**AIM OF THE TASK:**
Output nothing but the number of lines that include the word "direction".

* begin MATERIAL FOR THIS TASK *

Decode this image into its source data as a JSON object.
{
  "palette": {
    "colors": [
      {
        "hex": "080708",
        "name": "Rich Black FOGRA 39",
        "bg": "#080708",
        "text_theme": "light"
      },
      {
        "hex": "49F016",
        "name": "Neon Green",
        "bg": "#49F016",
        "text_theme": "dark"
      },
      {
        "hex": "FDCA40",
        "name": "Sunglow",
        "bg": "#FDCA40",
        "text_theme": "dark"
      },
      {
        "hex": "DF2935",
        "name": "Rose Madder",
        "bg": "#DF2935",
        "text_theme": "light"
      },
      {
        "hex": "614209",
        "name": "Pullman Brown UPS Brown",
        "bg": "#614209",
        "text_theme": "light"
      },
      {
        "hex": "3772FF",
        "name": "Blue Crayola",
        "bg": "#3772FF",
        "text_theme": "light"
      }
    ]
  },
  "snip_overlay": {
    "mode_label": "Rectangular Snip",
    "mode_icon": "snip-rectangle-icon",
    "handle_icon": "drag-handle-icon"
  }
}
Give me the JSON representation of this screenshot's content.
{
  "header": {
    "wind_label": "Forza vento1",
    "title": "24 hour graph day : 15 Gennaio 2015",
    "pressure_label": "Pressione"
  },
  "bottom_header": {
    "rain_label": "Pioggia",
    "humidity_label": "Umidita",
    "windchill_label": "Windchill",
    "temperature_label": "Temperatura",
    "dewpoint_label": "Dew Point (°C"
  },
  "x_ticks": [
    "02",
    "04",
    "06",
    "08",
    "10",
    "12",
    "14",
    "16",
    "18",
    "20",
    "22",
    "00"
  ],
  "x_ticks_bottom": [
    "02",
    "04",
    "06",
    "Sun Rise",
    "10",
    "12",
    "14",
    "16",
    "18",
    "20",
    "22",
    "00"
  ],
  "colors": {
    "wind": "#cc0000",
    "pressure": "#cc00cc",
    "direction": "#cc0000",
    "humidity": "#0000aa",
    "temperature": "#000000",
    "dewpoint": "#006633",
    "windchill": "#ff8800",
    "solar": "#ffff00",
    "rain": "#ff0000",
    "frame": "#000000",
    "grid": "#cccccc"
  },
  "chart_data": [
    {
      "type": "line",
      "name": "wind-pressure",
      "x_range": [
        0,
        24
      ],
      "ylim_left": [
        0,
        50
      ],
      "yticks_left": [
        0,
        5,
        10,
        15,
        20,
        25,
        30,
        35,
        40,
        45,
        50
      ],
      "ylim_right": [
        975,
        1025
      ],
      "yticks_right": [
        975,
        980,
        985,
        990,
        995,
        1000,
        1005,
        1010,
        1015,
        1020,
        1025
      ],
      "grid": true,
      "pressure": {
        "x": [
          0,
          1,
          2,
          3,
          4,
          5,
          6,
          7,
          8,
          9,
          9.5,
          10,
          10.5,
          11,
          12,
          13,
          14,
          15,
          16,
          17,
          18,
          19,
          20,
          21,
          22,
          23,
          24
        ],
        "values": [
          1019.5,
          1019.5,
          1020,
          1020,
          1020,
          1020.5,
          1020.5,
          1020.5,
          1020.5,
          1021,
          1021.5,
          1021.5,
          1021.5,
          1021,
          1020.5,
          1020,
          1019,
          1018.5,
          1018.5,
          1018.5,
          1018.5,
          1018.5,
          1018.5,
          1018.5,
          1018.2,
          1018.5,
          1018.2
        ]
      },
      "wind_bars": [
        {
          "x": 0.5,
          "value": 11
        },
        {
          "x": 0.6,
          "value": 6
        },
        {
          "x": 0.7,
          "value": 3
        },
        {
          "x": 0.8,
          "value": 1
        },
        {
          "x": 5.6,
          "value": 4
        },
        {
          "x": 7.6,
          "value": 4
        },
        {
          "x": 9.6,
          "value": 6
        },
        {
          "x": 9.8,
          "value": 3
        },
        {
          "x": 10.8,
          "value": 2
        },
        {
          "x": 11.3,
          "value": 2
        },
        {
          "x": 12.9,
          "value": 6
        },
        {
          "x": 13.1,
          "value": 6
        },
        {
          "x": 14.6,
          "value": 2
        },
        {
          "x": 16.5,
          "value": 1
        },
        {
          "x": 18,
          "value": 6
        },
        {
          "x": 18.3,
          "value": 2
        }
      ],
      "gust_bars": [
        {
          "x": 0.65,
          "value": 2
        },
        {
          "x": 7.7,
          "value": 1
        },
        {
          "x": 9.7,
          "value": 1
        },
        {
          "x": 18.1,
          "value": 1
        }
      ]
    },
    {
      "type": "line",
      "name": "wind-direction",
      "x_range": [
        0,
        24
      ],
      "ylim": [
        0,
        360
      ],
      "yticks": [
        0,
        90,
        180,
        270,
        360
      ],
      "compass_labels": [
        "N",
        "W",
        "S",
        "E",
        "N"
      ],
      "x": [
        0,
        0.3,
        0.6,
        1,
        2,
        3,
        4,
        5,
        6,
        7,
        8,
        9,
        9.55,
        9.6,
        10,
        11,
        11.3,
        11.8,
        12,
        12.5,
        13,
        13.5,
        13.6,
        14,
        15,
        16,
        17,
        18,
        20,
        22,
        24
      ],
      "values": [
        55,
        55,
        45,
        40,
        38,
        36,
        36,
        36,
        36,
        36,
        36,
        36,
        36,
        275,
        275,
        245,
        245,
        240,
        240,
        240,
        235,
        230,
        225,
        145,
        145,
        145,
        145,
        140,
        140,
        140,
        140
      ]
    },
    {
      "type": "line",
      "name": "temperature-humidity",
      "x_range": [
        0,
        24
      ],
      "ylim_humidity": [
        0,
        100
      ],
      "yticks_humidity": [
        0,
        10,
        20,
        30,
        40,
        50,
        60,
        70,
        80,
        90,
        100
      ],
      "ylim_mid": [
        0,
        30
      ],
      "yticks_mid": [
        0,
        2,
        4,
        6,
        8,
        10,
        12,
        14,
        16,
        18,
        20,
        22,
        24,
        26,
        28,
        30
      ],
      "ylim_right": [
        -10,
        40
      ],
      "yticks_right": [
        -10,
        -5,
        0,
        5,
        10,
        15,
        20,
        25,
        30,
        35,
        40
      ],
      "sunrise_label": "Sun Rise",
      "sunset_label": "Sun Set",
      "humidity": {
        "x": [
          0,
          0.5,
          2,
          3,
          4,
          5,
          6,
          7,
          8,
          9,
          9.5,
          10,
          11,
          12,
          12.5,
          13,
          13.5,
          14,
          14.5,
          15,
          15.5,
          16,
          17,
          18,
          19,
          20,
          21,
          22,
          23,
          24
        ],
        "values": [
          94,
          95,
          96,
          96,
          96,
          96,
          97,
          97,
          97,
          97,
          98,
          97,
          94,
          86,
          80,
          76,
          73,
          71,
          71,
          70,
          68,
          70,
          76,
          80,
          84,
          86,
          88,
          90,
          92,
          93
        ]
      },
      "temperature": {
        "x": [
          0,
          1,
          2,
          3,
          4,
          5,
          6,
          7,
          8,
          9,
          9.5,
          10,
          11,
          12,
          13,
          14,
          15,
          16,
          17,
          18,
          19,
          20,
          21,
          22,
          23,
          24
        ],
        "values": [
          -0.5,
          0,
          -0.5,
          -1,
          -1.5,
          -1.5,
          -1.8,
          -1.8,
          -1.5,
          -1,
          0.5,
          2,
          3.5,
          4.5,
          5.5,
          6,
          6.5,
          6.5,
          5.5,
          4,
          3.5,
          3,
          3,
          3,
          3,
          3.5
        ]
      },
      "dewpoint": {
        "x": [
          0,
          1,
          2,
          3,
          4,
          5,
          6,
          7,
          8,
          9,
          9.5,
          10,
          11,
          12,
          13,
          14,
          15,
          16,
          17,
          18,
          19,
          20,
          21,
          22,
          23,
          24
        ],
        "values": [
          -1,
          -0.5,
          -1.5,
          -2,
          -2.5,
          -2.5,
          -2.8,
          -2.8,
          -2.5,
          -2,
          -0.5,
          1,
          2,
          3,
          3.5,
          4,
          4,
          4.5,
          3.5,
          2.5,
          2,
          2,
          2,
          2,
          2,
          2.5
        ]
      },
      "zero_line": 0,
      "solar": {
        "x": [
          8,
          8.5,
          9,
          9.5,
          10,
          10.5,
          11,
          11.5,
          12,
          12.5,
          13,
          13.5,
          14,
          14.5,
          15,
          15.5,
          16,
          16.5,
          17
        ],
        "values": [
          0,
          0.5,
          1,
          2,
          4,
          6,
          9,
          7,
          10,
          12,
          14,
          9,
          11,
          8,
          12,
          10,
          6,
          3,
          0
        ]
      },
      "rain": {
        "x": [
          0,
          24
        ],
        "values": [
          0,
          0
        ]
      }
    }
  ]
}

* end MATERIAL FOR THIS TASK *

**RESULT:**
2